Data extracts Block Start

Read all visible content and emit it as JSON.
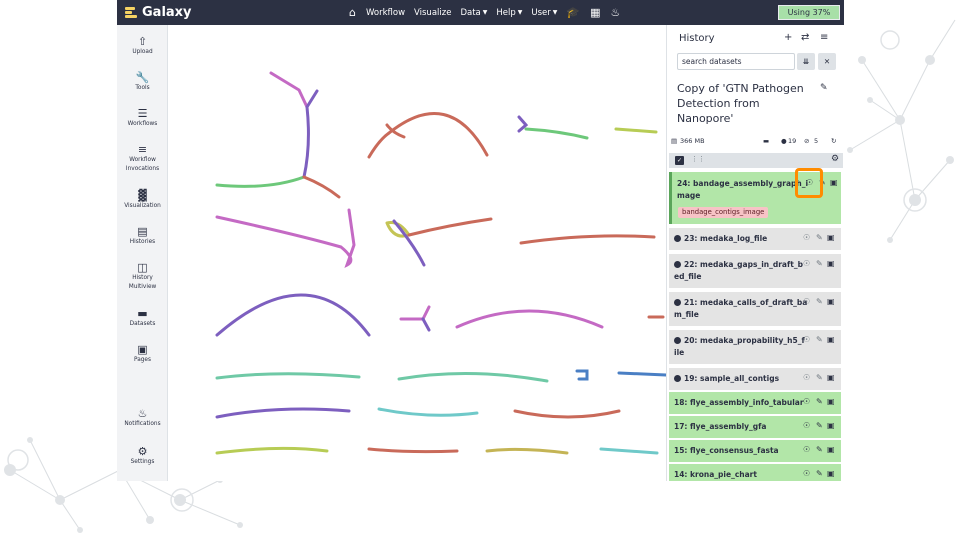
{
  "brand": "Galaxy",
  "nav": [
    "Workflow",
    "Visualize",
    "Data",
    "Help",
    "User"
  ],
  "usage": "Using 37%",
  "activity": [
    {
      "label1": "Upload",
      "label2": "",
      "icon": "upload-icon"
    },
    {
      "label1": "Tools",
      "label2": "",
      "icon": "wrench-icon"
    },
    {
      "label1": "Workflows",
      "label2": "",
      "icon": "sitemap-icon"
    },
    {
      "label1": "Workflow",
      "label2": "Invocations",
      "icon": "list-icon"
    },
    {
      "label1": "Visualization",
      "label2": "",
      "icon": "chart-bar-icon"
    },
    {
      "label1": "Histories",
      "label2": "",
      "icon": "hdd-icon"
    },
    {
      "label1": "History",
      "label2": "Multiview",
      "icon": "columns-icon"
    },
    {
      "label1": "Datasets",
      "label2": "",
      "icon": "folder-icon"
    },
    {
      "label1": "Pages",
      "label2": "",
      "icon": "file-icon"
    },
    {
      "label1": "Notifications",
      "label2": "",
      "icon": "bell-icon"
    },
    {
      "label1": "Settings",
      "label2": "",
      "icon": "cog-icon"
    }
  ],
  "history": {
    "title": "History",
    "search_placeholder": "search datasets",
    "name": "Copy of 'GTN Pathogen Detection from Nanopore'",
    "size": "366 MB",
    "count_visible": "19",
    "count_hidden": "5",
    "items": [
      {
        "line1": "24: bandage_assembly_graph_i",
        "line2": "mage",
        "state": "ok",
        "tag": "bandage_contigs_image"
      },
      {
        "line1": "23: medaka_log_file",
        "line2": "",
        "state": "err"
      },
      {
        "line1": "22: medaka_gaps_in_draft_b",
        "line2": "ed_file",
        "state": "err"
      },
      {
        "line1": "21: medaka_calls_of_draft_ba",
        "line2": "m_file",
        "state": "err"
      },
      {
        "line1": "20: medaka_propability_h5_f",
        "line2": "ile",
        "state": "err"
      },
      {
        "line1": "19: sample_all_contigs",
        "line2": "",
        "state": "err"
      },
      {
        "line1": "18: flye_assembly_info_tabular",
        "line2": "",
        "state": "ok"
      },
      {
        "line1": "17: flye_assembly_gfa",
        "line2": "",
        "state": "ok"
      },
      {
        "line1": "15: flye_consensus_fasta",
        "line2": "",
        "state": "ok"
      },
      {
        "line1": "14: krona_pie_chart",
        "line2": "",
        "state": "ok"
      }
    ]
  },
  "colors": {
    "nav": "#2c3143",
    "ok": "#b2e6a8",
    "err": "#e4e4e4",
    "highlight": "#ff8c00",
    "tag": "#f7c3c6",
    "usage": "#a8e0a8"
  }
}
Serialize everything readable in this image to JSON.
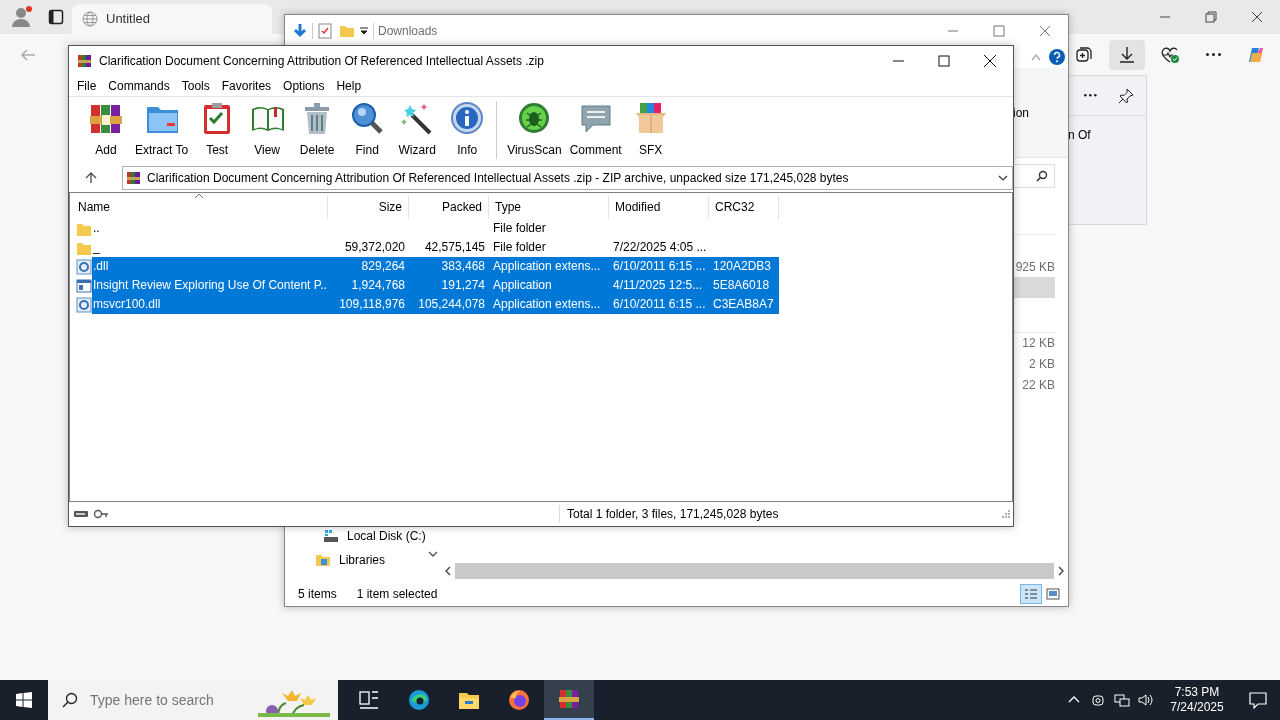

Data extracts Block End

● What the task requires: Find the string "JSON" in the listing and return every line that holds it.

● Response area:
Read all visible content and emit it as JSON.
Serialize everything readable in this image to JSON.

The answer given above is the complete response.